----- DATASET ENTRIES

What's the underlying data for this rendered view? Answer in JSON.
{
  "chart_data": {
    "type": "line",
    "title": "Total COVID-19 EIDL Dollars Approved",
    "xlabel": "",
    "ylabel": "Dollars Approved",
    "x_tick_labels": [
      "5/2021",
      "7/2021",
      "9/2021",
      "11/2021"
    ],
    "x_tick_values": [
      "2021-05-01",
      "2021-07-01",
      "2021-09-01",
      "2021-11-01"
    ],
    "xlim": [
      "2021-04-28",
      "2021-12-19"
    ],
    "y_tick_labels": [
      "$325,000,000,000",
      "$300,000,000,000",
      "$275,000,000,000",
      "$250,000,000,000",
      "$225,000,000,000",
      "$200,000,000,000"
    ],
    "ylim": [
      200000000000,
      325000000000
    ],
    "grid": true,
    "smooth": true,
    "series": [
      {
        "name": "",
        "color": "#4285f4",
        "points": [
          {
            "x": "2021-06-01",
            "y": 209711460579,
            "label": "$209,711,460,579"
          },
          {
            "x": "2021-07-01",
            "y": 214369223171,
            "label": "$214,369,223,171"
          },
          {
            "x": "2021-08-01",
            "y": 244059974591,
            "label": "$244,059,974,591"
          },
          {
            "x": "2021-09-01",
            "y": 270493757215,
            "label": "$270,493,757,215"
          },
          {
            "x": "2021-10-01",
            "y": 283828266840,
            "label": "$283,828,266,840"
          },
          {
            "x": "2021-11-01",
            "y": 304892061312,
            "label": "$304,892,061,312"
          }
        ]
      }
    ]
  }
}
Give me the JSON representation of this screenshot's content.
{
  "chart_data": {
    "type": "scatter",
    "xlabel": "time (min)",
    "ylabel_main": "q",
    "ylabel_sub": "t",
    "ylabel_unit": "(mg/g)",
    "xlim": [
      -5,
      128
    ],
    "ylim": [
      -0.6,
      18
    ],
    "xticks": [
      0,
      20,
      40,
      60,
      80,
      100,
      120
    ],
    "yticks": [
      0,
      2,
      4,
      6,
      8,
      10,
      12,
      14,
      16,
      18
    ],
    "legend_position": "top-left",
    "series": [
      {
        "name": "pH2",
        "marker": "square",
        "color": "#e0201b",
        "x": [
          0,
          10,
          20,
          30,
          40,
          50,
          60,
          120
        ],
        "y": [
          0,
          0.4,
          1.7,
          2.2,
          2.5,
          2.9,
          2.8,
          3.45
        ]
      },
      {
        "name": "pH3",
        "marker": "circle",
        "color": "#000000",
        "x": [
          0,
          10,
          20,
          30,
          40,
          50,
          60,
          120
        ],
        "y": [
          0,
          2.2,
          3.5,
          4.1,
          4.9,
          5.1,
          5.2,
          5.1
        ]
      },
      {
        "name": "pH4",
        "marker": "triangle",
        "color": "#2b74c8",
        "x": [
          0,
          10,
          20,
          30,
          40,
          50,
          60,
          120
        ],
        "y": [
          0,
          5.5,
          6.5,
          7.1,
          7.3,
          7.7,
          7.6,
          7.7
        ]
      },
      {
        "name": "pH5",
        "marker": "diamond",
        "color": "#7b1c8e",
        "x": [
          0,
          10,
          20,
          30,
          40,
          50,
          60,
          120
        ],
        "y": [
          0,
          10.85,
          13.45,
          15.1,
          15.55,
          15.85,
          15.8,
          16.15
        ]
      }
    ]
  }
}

----------

Copy every line of the records word for word.

**SOLUTION FOR THIS PROBLEM:**
What's the underlying data for this rendered view? Answer in JSON.
{
  "chart_data": {
    "type": "line",
    "title": "Total COVID-19 EIDL Dollars Approved",
    "xlabel": "",
    "ylabel": "Dollars Approved",
    "x_tick_labels": [
      "5/2021",
      "7/2021",
      "9/2021",
      "11/2021"
    ],
    "x_tick_values": [
      "2021-05-01",
      "2021-07-01",
      "2021-09-01",
      "2021-11-01"
    ],
    "xlim": [
      "2021-04-28",
      "2021-12-19"
    ],
    "y_tick_labels": [
      "$325,000,000,000",
      "$300,000,000,000",
      "$275,000,000,000",
      "$250,000,000,000",
      "$225,000,000,000",
      "$200,000,000,000"
    ],
    "ylim": [
      200000000000,
      325000000000
    ],
    "grid": true,
    "smooth": true,
    "series": [
      {
        "name": "",
        "color": "#4285f4",
        "points": [
          {
            "x": "2021-06-01",
            "y": 209711460579,
            "label": "$209,711,460,579"
          },
          {
            "x": "2021-07-01",
            "y": 214369223171,
            "label": "$214,369,223,171"
          },
          {
            "x": "2021-08-01",
            "y": 244059974591,
            "label": "$244,059,974,591"
          },
          {
            "x": "2021-09-01",
            "y": 270493757215,
            "label": "$270,493,757,215"
          },
          {
            "x": "2021-10-01",
            "y": 283828266840,
            "label": "$283,828,266,840"
          },
          {
            "x": "2021-11-01",
            "y": 304892061312,
            "label": "$304,892,061,312"
          }
        ]
      }
    ]
  }
}
Give me the JSON representation of this screenshot's content.
{
  "chart_data": {
    "type": "scatter",
    "xlabel": "time (min)",
    "ylabel_main": "q",
    "ylabel_sub": "t",
    "ylabel_unit": "(mg/g)",
    "xlim": [
      -5,
      128
    ],
    "ylim": [
      -0.6,
      18
    ],
    "xticks": [
      0,
      20,
      40,
      60,
      80,
      100,
      120
    ],
    "yticks": [
      0,
      2,
      4,
      6,
      8,
      10,
      12,
      14,
      16,
      18
    ],
    "legend_position": "top-left",
    "series": [
      {
        "name": "pH2",
        "marker": "square",
        "color": "#e0201b",
        "x": [
          0,
          10,
          20,
          30,
          40,
          50,
          60,
          120
        ],
        "y": [
          0,
          0.4,
          1.7,
          2.2,
          2.5,
          2.9,
          2.8,
          3.45
        ]
      },
      {
        "name": "pH3",
        "marker": "circle",
        "color": "#000000",
        "x": [
          0,
          10,
          20,
          30,
          40,
          50,
          60,
          120
        ],
        "y": [
          0,
          2.2,
          3.5,
          4.1,
          4.9,
          5.1,
          5.2,
          5.1
        ]
      },
      {
        "name": "pH4",
        "marker": "triangle",
        "color": "#2b74c8",
        "x": [
          0,
          10,
          20,
          30,
          40,
          50,
          60,
          120
        ],
        "y": [
          0,
          5.5,
          6.5,
          7.1,
          7.3,
          7.7,
          7.6,
          7.7
        ]
      },
      {
        "name": "pH5",
        "marker": "diamond",
        "color": "#7b1c8e",
        "x": [
          0,
          10,
          20,
          30,
          40,
          50,
          60,
          120
        ],
        "y": [
          0,
          10.85,
          13.45,
          15.1,
          15.55,
          15.85,
          15.8,
          16.15
        ]
      }
    ]
  }
}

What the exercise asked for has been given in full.